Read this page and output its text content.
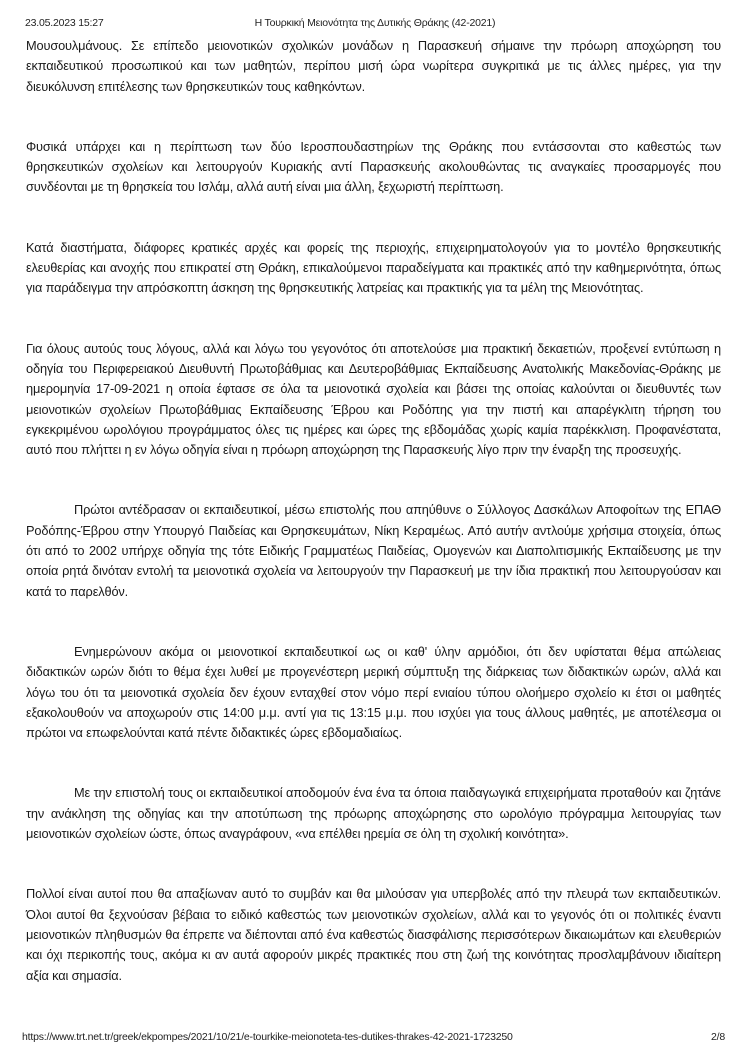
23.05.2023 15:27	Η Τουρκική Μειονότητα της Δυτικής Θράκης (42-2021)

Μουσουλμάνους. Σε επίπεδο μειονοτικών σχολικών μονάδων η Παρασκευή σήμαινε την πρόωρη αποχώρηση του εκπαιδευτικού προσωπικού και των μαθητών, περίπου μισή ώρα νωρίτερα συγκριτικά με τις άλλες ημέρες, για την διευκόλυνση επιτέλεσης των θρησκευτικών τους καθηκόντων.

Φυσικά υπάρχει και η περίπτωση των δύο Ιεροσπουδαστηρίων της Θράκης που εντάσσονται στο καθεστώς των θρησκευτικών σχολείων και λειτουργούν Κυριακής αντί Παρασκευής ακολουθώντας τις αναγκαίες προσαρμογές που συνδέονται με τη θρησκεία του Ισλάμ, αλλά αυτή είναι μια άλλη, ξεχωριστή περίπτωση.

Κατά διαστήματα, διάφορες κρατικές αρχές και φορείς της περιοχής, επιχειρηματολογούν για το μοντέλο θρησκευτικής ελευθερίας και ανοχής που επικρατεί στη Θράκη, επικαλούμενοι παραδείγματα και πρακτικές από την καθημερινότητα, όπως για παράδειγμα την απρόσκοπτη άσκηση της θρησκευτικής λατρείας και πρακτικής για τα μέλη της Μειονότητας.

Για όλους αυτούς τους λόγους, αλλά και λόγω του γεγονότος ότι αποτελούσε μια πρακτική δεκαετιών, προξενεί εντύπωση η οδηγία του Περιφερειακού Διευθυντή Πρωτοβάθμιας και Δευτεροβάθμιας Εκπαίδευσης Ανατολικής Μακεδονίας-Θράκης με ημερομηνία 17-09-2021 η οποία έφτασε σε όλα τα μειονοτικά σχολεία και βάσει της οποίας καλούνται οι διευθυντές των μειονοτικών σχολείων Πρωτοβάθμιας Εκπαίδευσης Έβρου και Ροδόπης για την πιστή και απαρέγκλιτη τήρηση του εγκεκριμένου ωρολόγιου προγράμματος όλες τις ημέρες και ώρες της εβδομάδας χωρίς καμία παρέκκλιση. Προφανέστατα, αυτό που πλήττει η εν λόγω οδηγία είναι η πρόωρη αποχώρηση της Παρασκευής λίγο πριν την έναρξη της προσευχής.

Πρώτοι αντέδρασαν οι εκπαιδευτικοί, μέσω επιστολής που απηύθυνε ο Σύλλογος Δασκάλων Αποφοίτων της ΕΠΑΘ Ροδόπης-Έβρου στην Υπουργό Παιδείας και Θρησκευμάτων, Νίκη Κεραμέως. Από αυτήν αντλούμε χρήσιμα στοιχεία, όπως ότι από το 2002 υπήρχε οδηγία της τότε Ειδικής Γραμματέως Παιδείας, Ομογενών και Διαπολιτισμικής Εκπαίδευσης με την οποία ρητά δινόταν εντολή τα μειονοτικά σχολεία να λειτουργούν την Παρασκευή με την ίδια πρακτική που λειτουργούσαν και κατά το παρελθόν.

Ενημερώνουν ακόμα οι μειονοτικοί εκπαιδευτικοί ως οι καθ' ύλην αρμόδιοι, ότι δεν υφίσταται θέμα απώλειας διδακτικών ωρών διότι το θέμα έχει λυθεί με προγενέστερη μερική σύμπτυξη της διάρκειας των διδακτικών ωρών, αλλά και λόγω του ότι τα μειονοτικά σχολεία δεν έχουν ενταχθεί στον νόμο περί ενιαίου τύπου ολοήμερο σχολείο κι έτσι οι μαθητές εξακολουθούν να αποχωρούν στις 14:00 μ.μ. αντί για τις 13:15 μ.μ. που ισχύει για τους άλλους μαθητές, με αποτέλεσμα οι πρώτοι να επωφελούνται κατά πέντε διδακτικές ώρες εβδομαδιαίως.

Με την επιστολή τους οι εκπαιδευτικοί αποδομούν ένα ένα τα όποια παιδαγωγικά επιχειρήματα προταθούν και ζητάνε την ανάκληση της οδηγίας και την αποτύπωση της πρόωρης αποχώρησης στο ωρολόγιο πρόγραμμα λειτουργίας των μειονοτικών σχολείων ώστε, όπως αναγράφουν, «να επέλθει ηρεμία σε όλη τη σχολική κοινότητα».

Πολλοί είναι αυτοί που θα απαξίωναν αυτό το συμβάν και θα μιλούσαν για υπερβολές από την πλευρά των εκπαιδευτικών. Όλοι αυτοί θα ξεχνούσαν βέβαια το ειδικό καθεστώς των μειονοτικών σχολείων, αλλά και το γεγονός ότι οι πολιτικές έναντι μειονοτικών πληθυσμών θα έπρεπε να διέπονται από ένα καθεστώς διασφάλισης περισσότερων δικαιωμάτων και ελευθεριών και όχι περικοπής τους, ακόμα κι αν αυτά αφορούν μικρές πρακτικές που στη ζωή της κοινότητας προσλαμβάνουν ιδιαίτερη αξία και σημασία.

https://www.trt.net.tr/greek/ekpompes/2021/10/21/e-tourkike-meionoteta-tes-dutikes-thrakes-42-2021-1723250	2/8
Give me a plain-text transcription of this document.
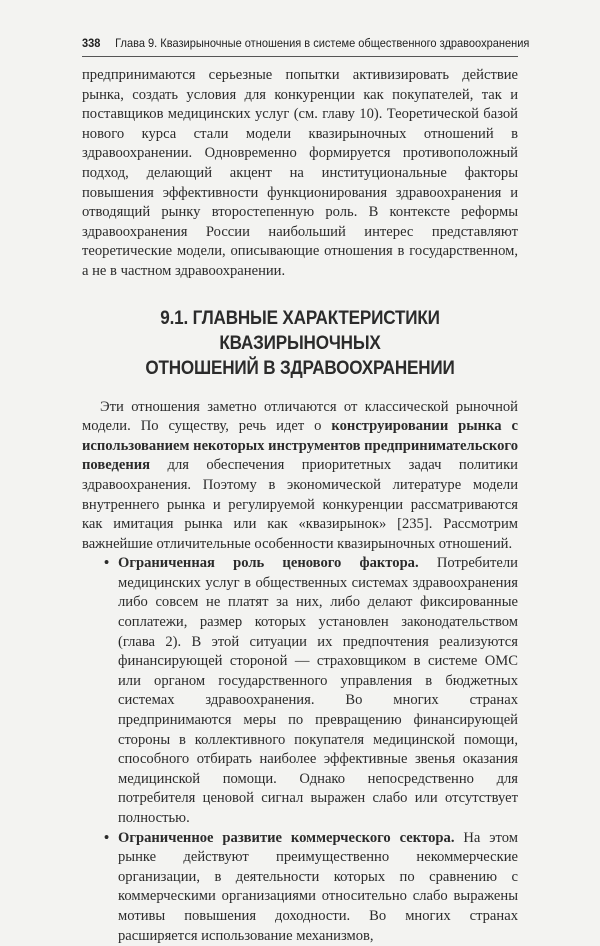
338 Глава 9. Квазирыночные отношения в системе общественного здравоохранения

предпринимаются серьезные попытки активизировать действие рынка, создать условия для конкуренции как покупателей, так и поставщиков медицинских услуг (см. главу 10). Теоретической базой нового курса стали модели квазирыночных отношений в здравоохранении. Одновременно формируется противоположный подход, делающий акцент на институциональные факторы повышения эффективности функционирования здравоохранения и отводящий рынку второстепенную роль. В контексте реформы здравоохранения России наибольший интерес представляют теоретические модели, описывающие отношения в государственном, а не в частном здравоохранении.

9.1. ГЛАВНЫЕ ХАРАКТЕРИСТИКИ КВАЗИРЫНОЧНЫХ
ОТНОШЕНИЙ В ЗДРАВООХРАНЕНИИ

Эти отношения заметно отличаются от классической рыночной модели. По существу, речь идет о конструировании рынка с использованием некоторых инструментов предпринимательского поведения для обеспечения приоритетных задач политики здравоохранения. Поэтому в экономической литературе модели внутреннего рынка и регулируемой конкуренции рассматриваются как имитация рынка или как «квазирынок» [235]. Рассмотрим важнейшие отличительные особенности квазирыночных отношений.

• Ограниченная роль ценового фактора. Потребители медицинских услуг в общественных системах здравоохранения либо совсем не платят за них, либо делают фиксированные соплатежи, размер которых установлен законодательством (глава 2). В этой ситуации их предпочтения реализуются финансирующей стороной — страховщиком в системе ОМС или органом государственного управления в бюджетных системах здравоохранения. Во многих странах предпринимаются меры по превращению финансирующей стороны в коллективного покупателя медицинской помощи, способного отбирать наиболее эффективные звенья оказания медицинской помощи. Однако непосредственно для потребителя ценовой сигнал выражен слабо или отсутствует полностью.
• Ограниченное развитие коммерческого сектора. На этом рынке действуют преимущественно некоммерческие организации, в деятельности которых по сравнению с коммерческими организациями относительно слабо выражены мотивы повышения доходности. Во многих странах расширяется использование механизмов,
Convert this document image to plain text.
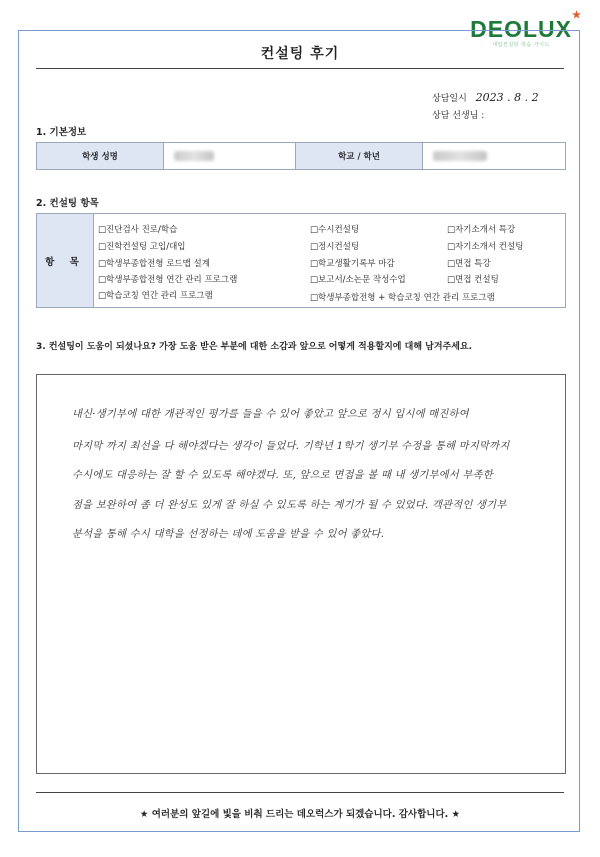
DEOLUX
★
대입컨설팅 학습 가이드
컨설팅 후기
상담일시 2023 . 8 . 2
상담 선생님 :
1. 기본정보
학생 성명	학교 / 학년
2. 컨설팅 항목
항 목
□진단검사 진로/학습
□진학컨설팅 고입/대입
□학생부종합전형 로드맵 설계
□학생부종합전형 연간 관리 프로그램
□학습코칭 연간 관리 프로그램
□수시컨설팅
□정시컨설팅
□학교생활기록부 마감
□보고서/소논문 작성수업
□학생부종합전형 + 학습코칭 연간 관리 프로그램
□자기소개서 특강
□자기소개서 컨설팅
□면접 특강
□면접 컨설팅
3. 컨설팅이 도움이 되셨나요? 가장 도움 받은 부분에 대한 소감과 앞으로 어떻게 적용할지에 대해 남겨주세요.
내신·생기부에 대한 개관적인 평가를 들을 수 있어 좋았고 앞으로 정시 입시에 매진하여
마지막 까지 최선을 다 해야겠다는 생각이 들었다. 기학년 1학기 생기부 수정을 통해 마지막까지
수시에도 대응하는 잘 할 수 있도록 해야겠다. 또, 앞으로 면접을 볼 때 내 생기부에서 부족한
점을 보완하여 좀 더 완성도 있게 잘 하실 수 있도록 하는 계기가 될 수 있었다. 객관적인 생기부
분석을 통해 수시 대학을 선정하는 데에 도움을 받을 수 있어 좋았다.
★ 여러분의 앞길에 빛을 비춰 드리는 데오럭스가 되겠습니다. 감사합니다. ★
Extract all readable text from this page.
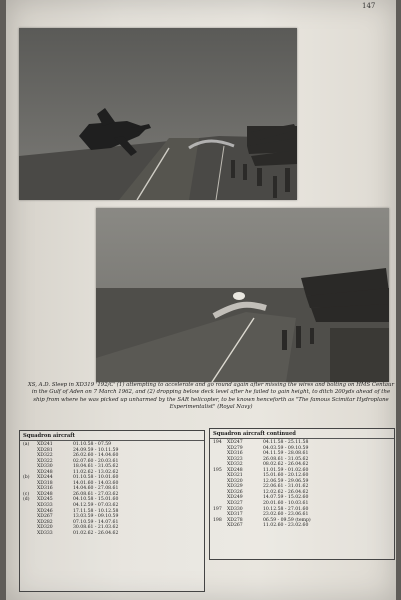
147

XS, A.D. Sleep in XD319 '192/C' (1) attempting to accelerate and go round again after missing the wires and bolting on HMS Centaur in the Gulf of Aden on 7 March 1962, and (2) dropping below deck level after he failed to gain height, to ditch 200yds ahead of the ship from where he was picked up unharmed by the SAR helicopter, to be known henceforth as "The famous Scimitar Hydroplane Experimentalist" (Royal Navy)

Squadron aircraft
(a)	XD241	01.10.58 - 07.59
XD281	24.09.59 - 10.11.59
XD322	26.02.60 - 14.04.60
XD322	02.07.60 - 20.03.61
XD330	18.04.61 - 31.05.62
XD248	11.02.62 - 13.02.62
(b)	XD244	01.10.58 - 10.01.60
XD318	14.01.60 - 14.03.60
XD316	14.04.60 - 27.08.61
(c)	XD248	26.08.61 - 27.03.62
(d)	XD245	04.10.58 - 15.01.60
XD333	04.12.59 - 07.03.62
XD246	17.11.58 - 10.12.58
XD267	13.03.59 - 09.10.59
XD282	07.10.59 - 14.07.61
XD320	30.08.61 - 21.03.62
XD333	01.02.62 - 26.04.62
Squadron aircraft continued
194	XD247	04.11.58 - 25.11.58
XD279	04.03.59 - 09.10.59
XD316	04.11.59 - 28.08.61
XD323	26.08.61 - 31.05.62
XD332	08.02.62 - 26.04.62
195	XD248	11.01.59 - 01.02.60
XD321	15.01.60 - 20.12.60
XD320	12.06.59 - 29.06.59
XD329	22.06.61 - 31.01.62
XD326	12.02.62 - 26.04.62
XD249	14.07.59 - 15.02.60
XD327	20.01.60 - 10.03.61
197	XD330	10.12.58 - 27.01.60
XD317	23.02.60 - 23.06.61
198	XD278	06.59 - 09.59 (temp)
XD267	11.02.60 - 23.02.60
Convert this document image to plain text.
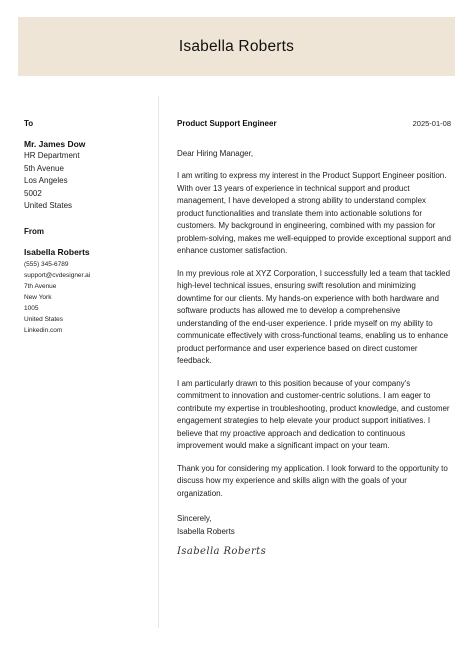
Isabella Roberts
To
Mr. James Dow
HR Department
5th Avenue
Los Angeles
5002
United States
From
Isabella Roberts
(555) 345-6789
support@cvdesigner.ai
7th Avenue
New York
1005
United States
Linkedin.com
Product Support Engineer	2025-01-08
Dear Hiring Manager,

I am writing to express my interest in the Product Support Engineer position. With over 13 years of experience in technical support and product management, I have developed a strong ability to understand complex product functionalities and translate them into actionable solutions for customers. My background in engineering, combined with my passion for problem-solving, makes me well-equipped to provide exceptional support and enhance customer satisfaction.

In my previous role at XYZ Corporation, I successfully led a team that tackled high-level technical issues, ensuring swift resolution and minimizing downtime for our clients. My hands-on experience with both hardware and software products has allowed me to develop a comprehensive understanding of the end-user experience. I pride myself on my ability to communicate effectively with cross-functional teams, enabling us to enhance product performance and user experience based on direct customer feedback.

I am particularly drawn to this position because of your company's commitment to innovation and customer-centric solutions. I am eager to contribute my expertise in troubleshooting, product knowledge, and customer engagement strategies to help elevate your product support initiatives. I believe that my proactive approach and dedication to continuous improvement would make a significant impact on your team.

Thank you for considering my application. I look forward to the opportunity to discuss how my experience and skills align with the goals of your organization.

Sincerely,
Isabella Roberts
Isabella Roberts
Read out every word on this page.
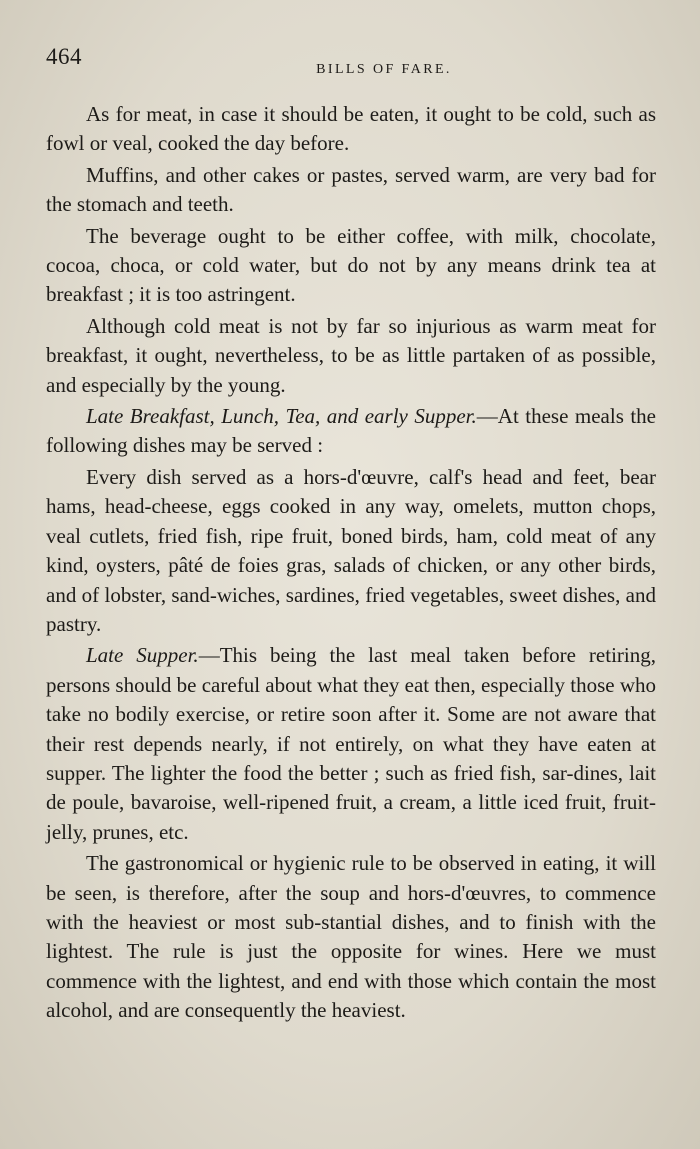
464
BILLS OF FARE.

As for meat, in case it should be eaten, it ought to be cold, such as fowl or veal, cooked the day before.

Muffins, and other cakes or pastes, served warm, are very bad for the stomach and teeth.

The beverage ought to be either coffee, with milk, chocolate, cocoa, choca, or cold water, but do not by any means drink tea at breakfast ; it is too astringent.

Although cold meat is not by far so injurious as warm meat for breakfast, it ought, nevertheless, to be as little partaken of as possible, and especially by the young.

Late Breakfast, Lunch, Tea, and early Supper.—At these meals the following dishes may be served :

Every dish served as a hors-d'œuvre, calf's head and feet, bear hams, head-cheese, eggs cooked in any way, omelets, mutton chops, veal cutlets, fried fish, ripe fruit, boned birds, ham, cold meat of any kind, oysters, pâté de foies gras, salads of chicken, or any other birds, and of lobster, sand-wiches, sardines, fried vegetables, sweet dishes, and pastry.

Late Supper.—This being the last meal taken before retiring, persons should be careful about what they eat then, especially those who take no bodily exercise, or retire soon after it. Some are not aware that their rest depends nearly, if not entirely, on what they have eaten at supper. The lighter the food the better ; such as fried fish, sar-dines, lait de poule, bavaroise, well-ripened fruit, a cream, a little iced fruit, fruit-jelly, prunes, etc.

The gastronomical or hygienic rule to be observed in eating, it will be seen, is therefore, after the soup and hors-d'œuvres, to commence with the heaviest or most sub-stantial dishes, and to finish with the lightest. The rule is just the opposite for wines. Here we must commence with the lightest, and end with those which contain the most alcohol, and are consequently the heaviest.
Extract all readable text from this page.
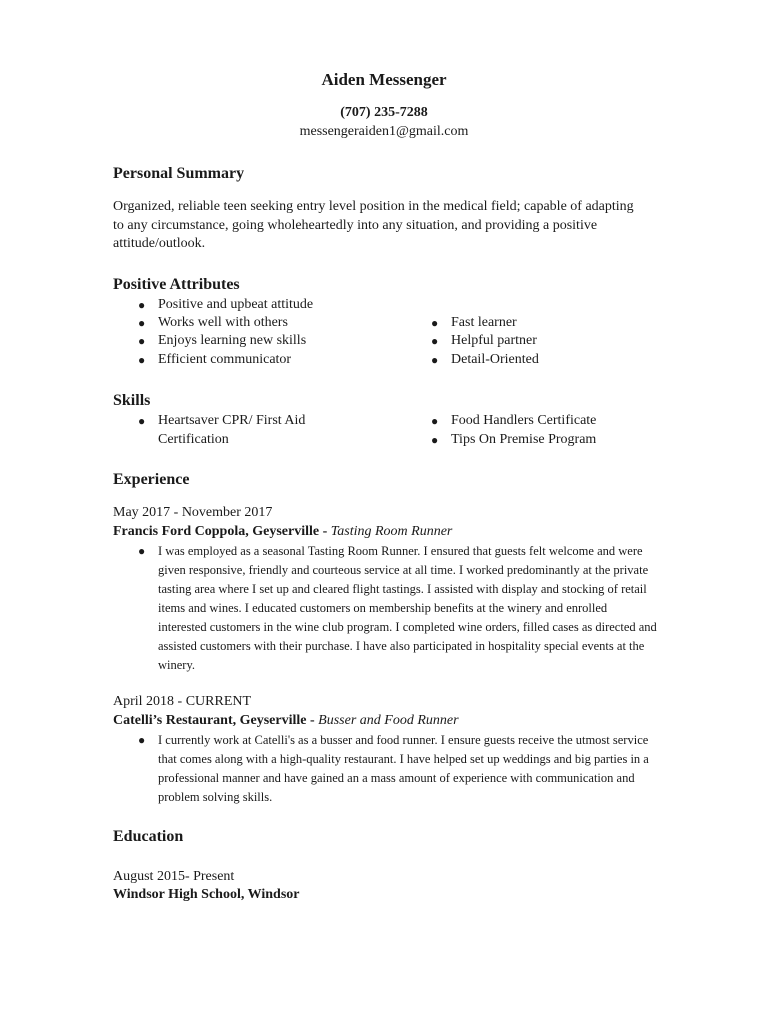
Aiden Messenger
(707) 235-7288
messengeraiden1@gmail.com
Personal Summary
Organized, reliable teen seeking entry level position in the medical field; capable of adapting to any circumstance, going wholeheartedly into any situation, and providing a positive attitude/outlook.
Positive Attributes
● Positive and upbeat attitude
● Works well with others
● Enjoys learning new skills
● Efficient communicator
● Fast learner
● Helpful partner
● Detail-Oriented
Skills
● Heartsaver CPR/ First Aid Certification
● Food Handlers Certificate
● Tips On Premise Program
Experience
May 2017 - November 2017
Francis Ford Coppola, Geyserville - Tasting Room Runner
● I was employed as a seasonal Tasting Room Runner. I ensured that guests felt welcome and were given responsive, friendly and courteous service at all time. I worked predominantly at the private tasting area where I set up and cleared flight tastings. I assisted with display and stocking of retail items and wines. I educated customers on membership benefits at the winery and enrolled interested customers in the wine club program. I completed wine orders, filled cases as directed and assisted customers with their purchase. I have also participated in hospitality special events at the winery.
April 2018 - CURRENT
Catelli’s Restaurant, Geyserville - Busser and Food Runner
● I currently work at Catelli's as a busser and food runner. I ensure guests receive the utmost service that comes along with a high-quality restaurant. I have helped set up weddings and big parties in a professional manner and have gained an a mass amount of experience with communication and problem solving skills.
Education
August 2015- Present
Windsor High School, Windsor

================================

Using the entries above, state how many lines include the word "fruit", with no other words.

2